_Given problem_. Search the data for the word "Kovacek" and copy every line that contains it.

# Exercise input start

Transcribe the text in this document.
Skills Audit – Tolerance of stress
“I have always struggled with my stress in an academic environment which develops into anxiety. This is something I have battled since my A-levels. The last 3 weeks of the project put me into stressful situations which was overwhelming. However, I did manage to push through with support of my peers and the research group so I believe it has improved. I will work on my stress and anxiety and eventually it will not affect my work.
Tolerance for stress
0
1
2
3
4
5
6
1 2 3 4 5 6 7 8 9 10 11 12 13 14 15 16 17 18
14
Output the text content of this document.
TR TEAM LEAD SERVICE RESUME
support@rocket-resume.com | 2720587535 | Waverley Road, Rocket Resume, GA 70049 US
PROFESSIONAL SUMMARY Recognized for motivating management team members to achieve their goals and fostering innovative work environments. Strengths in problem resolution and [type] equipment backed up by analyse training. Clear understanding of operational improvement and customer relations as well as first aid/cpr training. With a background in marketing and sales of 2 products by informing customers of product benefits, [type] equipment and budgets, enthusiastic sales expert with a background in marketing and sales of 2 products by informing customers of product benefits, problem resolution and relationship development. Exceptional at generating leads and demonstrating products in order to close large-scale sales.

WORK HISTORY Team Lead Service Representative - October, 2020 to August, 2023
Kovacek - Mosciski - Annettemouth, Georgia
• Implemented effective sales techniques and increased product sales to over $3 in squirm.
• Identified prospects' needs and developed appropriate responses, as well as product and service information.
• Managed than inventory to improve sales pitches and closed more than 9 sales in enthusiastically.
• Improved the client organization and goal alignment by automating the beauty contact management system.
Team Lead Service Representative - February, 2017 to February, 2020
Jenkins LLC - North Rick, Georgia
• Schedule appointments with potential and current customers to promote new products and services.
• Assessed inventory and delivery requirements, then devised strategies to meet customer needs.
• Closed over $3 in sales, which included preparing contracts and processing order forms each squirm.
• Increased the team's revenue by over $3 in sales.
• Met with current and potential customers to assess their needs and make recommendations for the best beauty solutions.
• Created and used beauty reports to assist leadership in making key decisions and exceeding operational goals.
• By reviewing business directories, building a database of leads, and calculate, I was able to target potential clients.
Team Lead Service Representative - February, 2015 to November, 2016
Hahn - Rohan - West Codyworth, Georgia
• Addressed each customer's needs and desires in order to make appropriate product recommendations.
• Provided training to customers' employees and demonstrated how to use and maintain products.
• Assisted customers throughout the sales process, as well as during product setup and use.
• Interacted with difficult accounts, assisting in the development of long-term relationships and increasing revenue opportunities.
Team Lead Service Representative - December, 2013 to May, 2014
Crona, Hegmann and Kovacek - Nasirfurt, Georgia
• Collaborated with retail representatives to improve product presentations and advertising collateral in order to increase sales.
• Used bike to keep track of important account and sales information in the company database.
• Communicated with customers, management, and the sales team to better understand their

# Exercise input end

_Final result_.
Kovacek - Mosciski - Annettemouth, Georgia
Crona, Hegmann and Kovacek - Nasirfurt, Georgia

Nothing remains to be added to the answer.